Collected data
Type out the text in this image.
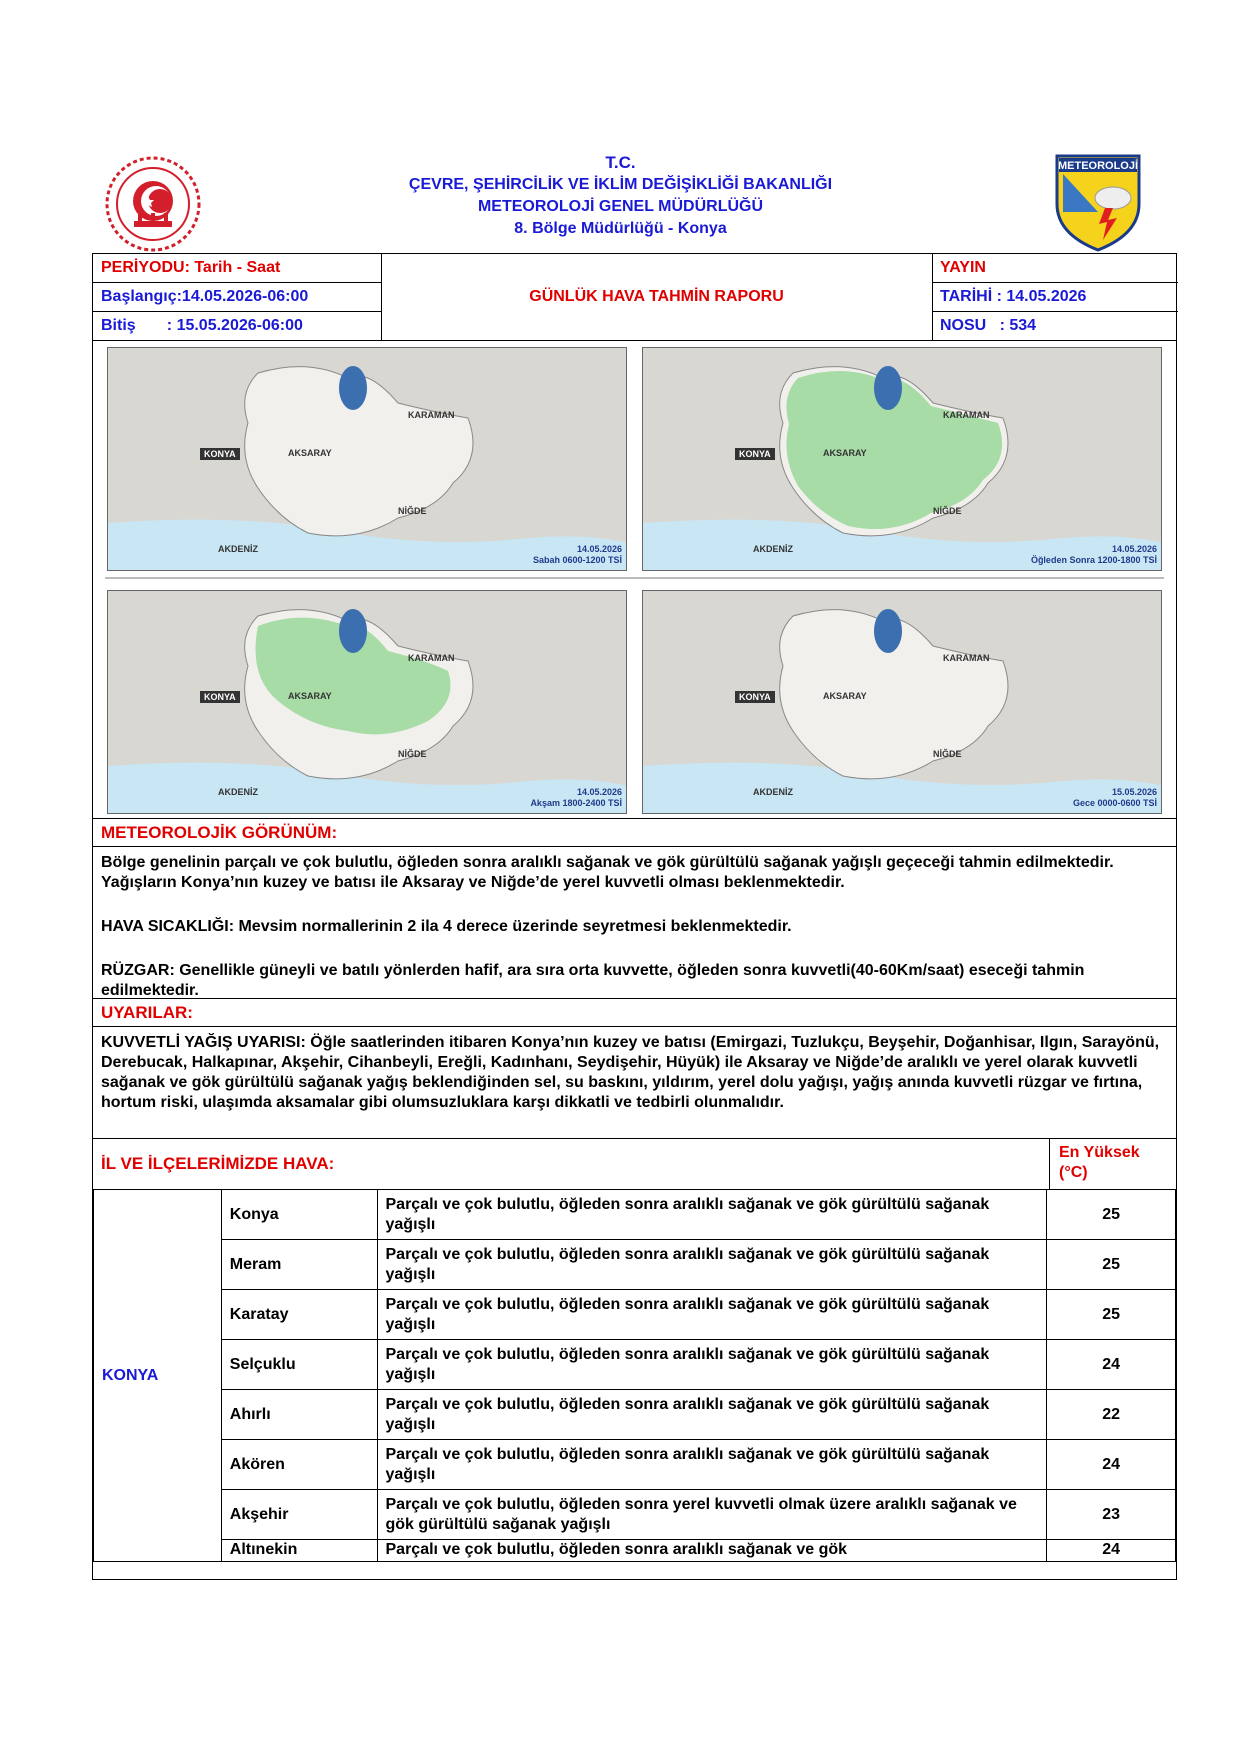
T.C.
ÇEVRE, ŞEHİRCİLİK VE İKLİM DEĞİŞİKLİĞİ BAKANLIĞI
METEOROLOJİ GENEL MÜDÜRLÜĞÜ
8. Bölge Müdürlüğü - Konya
METEOROLOJİ
PERİYODU: Tarih - Saat
Başlangıç:14.05.2026-06:00
Bitiş       : 15.05.2026-06:00
GÜNLÜK HAVA TAHMİN RAPORU
YAYIN
TARİHİ : 14.05.2026
NOSU   : 534
AKSARAY
KONYA
NİĞDE
KARAMAN
AKDENİZ	14.05.2026
Sabah 0600-1200 TSİ
AKSARAY
KONYA
NİĞDE
KARAMAN
AKDENİZ	14.05.2026
Öğleden Sonra 1200-1800 TSİ
AKSARAY
KONYA
NİĞDE
KARAMAN
AKDENİZ	14.05.2026
Akşam 1800-2400 TSİ
AKSARAY
KONYA
NİĞDE
KARAMAN
AKDENİZ	15.05.2026
Gece 0000-0600 TSİ
METEOROLOJİK GÖRÜNÜM:
Bölge genelinin parçalı ve çok bulutlu, öğleden sonra aralıklı sağanak ve gök gürültülü sağanak yağışlı geçeceği tahmin edilmektedir. Yağışların Konya’nın kuzey ve batısı ile Aksaray ve Niğde’de yerel kuvvetli olması beklenmektedir.
HAVA SICAKLIĞI: Mevsim normallerinin 2 ila 4 derece üzerinde seyretmesi beklenmektedir.
RÜZGAR: Genellikle güneyli ve batılı yönlerden hafif, ara sıra orta kuvvette, öğleden sonra kuvvetli(40-60Km/saat) eseceği tahmin edilmektedir.
UYARILAR:
KUVVETLİ YAĞIŞ UYARISI: Öğle saatlerinden itibaren Konya’nın kuzey ve batısı (Emirgazi, Tuzlukçu, Beyşehir, Doğanhisar, Ilgın, Sarayönü, Derebucak, Halkapınar, Akşehir, Cihanbeyli, Ereğli, Kadınhanı, Seydişehir, Hüyük) ile Aksaray ve Niğde’de aralıklı ve yerel olarak kuvvetli sağanak ve gök gürültülü sağanak yağış beklendiğinden sel, su baskını, yıldırım, yerel dolu yağışı, yağış anında kuvvetli rüzgar ve fırtına, hortum riski, ulaşımda aksamalar gibi olumsuzluklara karşı dikkatli ve tedbirli olunmalıdır.
İL VE İLÇELERİMİZDE HAVA:
En Yüksek (°C)
KONYA	Konya	Parçalı ve çok bulutlu, öğleden sonra aralıklı sağanak ve gök gürültülü sağanak yağışlı	25
	Meram	Parçalı ve çok bulutlu, öğleden sonra aralıklı sağanak ve gök gürültülü sağanak yağışlı	25
	Karatay	Parçalı ve çok bulutlu, öğleden sonra aralıklı sağanak ve gök gürültülü sağanak yağışlı	25
	Selçuklu	Parçalı ve çok bulutlu, öğleden sonra aralıklı sağanak ve gök gürültülü sağanak yağışlı	24
	Ahırlı	Parçalı ve çok bulutlu, öğleden sonra aralıklı sağanak ve gök gürültülü sağanak yağışlı	22
	Akören	Parçalı ve çok bulutlu, öğleden sonra aralıklı sağanak ve gök gürültülü sağanak yağışlı	24
	Akşehir	Parçalı ve çok bulutlu, öğleden sonra yerel kuvvetli olmak üzere aralıklı sağanak ve gök gürültülü sağanak yağışlı	23
	Altınekin	Parçalı ve çok bulutlu, öğleden sonra aralıklı sağanak ve gök	24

Your objective
Pull every line containing the word "kuvvetli" out of the material and copy it.

Expected answer
Bölge genelinin parçalı ve çok bulutlu, öğleden sonra aralıklı sağanak ve gök gürültülü sağanak yağışlı geçeceği tahmin edilmektedir. Yağışların Konya’nın kuzey ve batısı ile Aksaray ve Niğde’de yerel kuvvetli olması beklenmektedir.
RÜZGAR: Genellikle güneyli ve batılı yönlerden hafif, ara sıra orta kuvvette, öğleden sonra kuvvetli(40-60Km/saat) eseceği tahmin edilmektedir.
KUVVETLİ YAĞIŞ UYARISI: Öğle saatlerinden itibaren Konya’nın kuzey ve batısı (Emirgazi, Tuzlukçu, Beyşehir, Doğanhisar, Ilgın, Sarayönü, Derebucak, Halkapınar, Akşehir, Cihanbeyli, Ereğli, Kadınhanı, Seydişehir, Hüyük) ile Aksaray ve Niğde’de aralıklı ve yerel olarak kuvvetli sağanak ve gök gürültülü sağanak yağış beklendiğinden sel, su baskını, yıldırım, yerel dolu yağışı, yağış anında kuvvetli rüzgar ve fırtına, hortum riski, ulaşımda aksamalar gibi olumsuzluklara karşı dikkatli ve tedbirli olunmalıdır.
	Akşehir	Parçalı ve çok bulutlu, öğleden sonra yerel kuvvetli olmak üzere aralıklı sağanak ve gök gürültülü sağanak yağışlı	23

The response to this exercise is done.